- Document text

··········

United States District Court, E.D. Wisconsin

January 4, 2017



          LYNN ADELMAN District Judge

         Plaintiff Snap-on Incorporated alleges that defendant Harbor Freight Tools USA, Inc., has infringed U.S. Design Patent No. D730, 612 (the '612 patent). Before me now is Snap-on's motion for a preliminary injunction.

         I. BACKGROUND

         Snap-on designs, markets, and sells tools, garage accessories, and other equipment. It primarily sells its products to automotive repair technicians and automotive service-shop owners through independently owned and operated franchises. These franchisees purchase Snap-on's products from Snap-on and operate Snap-on branded trucks. The franchisees then drive around to the service shops on their routes and offer to sell the shop owners and technicians the Snap-on products in their trucks. In addition to selling its products through franchisees, Snap-on sells through distributors and the Internet.

         Snap-on's products include garage floor jacks, which are used to lift a portion of a vehicle from the ground so that the underneath of the vehicle can be accessed for service. These jacks typically use some type of hand-held mechanism, such as a lever, to operate a hydraulic pump that raises the vehicle using a lift arm. Before 2014, Snap- on sold three different types of garage floor jacks. In about 2012, Snap-on decided to create a new line of floor jacks, designed to be longer-lasting and of higher quality than the existing floor jacks on the market. In 2013, Snap-on engaged a third-party, VIS, LLC, to help it design the new jacks. The jacks that Snap-on eventually developed are known are the FJ200 2-ton jack and the FJ300 3-ton jack. On June 18, 2014, VIS, LLC filed an application for a patent on the design embodied in the FJ200 and the FJ300. On May 26, 2015, the '612 patent was granted to VIS, LLC, which later assigned the patent to Snap-on. Snap-on began selling the FJ200 in August 2014, and it began selling the FJ300 in March 2016. The retail price for the FJ200 is $550.50, and the retail price for the FJ300 is $651.25.

         Harbor Freight also sells tools, including floor jacks. It does so through retail stores and through its website. In approximately August 2016, Harbor Freight began selling a floor jack known as the Daytona 3 Ton Super Duty Floor Jack. The retail price for the Daytona is $199, and it has been on sale for as low as $179. Thus, the Daytona is significantly cheaper than Snap-on's jacks. However, Harbor Freight markets the Daytona as being able to perform as well as Snap-on's jacks.

         After Snap-on learned of the Daytona, its representatives purchased one and compared it to the FJ200, the FJ300, and the '612 patent. Snap-on concluded that the Daytona is substantially visually identical to the design protected by the '612 patent. It therefore commenced this suit and filed the present motion for a preliminary injunction.

··········

- Data block
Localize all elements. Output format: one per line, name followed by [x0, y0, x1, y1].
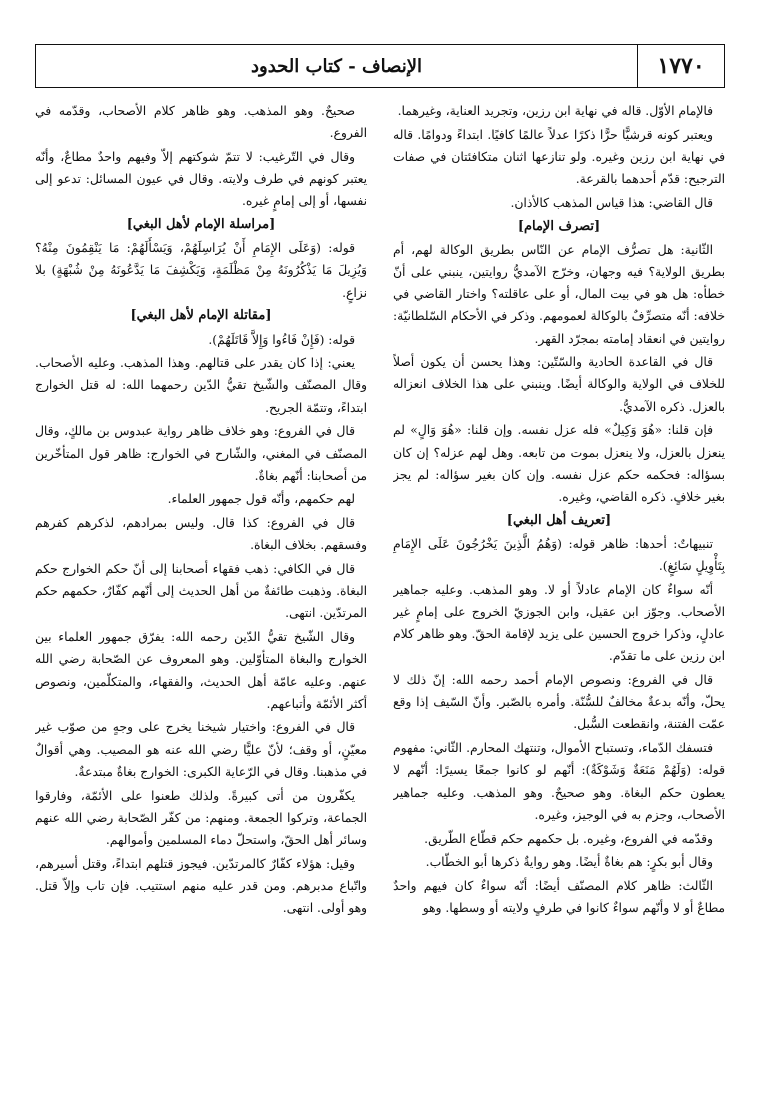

··········

- Short task
Quote the court opinion from "Snap-on designs, markets, and" up to and including "and the Internet.".

- Exercise response
Snap-on designs, markets, and sells tools, garage accessories, and other equipment. It primarily sells its products to automotive repair technicians and automotive service-shop owners through independently owned and operated franchises. These franchisees purchase Snap-on's products from Snap-on and operate Snap-on branded trucks. The franchisees then drive around to the service shops on their routes and offer to sell the shop owners and technicians the Snap-on products in their trucks. In addition to selling its products through franchisees, Snap-on sells through distributors and the Internet.